EXERCISE PROMPT
Repeat all of the material exactly as given.

>> START MATERIAL PROVIDED

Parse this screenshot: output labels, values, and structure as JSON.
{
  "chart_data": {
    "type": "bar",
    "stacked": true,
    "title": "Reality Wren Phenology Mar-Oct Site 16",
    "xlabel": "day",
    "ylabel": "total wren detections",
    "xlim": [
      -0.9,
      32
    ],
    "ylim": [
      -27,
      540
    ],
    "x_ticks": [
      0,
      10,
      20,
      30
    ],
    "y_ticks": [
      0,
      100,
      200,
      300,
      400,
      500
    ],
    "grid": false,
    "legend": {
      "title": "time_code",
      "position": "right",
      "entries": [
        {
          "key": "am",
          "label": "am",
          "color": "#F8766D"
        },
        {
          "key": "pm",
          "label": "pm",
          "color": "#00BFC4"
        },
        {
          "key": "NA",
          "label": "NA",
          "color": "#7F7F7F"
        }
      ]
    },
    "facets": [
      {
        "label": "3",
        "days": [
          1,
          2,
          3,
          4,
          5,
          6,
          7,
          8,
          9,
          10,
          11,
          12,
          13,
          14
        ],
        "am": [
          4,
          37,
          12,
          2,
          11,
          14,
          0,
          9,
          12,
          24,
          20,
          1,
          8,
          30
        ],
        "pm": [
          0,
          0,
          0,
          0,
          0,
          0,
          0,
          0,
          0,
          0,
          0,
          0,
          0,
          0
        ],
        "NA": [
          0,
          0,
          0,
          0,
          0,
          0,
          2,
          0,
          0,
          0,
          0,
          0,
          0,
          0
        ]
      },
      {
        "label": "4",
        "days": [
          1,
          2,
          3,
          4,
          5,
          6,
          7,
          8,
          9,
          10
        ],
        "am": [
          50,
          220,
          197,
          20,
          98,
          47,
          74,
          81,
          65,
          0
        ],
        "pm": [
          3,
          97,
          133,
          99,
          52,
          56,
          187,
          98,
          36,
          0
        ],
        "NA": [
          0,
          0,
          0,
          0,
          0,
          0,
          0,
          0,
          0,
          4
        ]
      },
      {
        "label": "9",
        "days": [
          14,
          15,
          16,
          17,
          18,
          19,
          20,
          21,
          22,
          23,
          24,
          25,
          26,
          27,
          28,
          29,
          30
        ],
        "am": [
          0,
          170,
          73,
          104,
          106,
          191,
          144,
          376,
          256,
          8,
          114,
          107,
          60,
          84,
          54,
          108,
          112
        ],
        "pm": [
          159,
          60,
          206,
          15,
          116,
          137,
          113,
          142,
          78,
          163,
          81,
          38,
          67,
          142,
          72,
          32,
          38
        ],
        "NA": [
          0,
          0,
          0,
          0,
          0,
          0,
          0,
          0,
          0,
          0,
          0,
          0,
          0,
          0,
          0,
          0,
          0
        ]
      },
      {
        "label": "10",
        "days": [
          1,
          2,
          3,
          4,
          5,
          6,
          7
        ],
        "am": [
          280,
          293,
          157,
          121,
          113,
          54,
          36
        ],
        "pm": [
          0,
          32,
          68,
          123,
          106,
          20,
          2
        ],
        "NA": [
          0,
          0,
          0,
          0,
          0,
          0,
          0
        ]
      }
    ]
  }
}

>> END MATERIAL PROVIDED

EXERCISE SOLUTION
Parse this screenshot: output labels, values, and structure as JSON.
{
  "chart_data": {
    "type": "bar",
    "stacked": true,
    "title": "Reality Wren Phenology Mar-Oct Site 16",
    "xlabel": "day",
    "ylabel": "total wren detections",
    "xlim": [
      -0.9,
      32
    ],
    "ylim": [
      -27,
      540
    ],
    "x_ticks": [
      0,
      10,
      20,
      30
    ],
    "y_ticks": [
      0,
      100,
      200,
      300,
      400,
      500
    ],
    "grid": false,
    "legend": {
      "title": "time_code",
      "position": "right",
      "entries": [
        {
          "key": "am",
          "label": "am",
          "color": "#F8766D"
        },
        {
          "key": "pm",
          "label": "pm",
          "color": "#00BFC4"
        },
        {
          "key": "NA",
          "label": "NA",
          "color": "#7F7F7F"
        }
      ]
    },
    "facets": [
      {
        "label": "3",
        "days": [
          1,
          2,
          3,
          4,
          5,
          6,
          7,
          8,
          9,
          10,
          11,
          12,
          13,
          14
        ],
        "am": [
          4,
          37,
          12,
          2,
          11,
          14,
          0,
          9,
          12,
          24,
          20,
          1,
          8,
          30
        ],
        "pm": [
          0,
          0,
          0,
          0,
          0,
          0,
          0,
          0,
          0,
          0,
          0,
          0,
          0,
          0
        ],
        "NA": [
          0,
          0,
          0,
          0,
          0,
          0,
          2,
          0,
          0,
          0,
          0,
          0,
          0,
          0
        ]
      },
      {
        "label": "4",
        "days": [
          1,
          2,
          3,
          4,
          5,
          6,
          7,
          8,
          9,
          10
        ],
        "am": [
          50,
          220,
          197,
          20,
          98,
          47,
          74,
          81,
          65,
          0
        ],
        "pm": [
          3,
          97,
          133,
          99,
          52,
          56,
          187,
          98,
          36,
          0
        ],
        "NA": [
          0,
          0,
          0,
          0,
          0,
          0,
          0,
          0,
          0,
          4
        ]
      },
      {
        "label": "9",
        "days": [
          14,
          15,
          16,
          17,
          18,
          19,
          20,
          21,
          22,
          23,
          24,
          25,
          26,
          27,
          28,
          29,
          30
        ],
        "am": [
          0,
          170,
          73,
          104,
          106,
          191,
          144,
          376,
          256,
          8,
          114,
          107,
          60,
          84,
          54,
          108,
          112
        ],
        "pm": [
          159,
          60,
          206,
          15,
          116,
          137,
          113,
          142,
          78,
          163,
          81,
          38,
          67,
          142,
          72,
          32,
          38
        ],
        "NA": [
          0,
          0,
          0,
          0,
          0,
          0,
          0,
          0,
          0,
          0,
          0,
          0,
          0,
          0,
          0,
          0,
          0
        ]
      },
      {
        "label": "10",
        "days": [
          1,
          2,
          3,
          4,
          5,
          6,
          7
        ],
        "am": [
          280,
          293,
          157,
          121,
          113,
          54,
          36
        ],
        "pm": [
          0,
          32,
          68,
          123,
          106,
          20,
          2
        ],
        "NA": [
          0,
          0,
          0,
          0,
          0,
          0,
          0
        ]
      }
    ]
  }
}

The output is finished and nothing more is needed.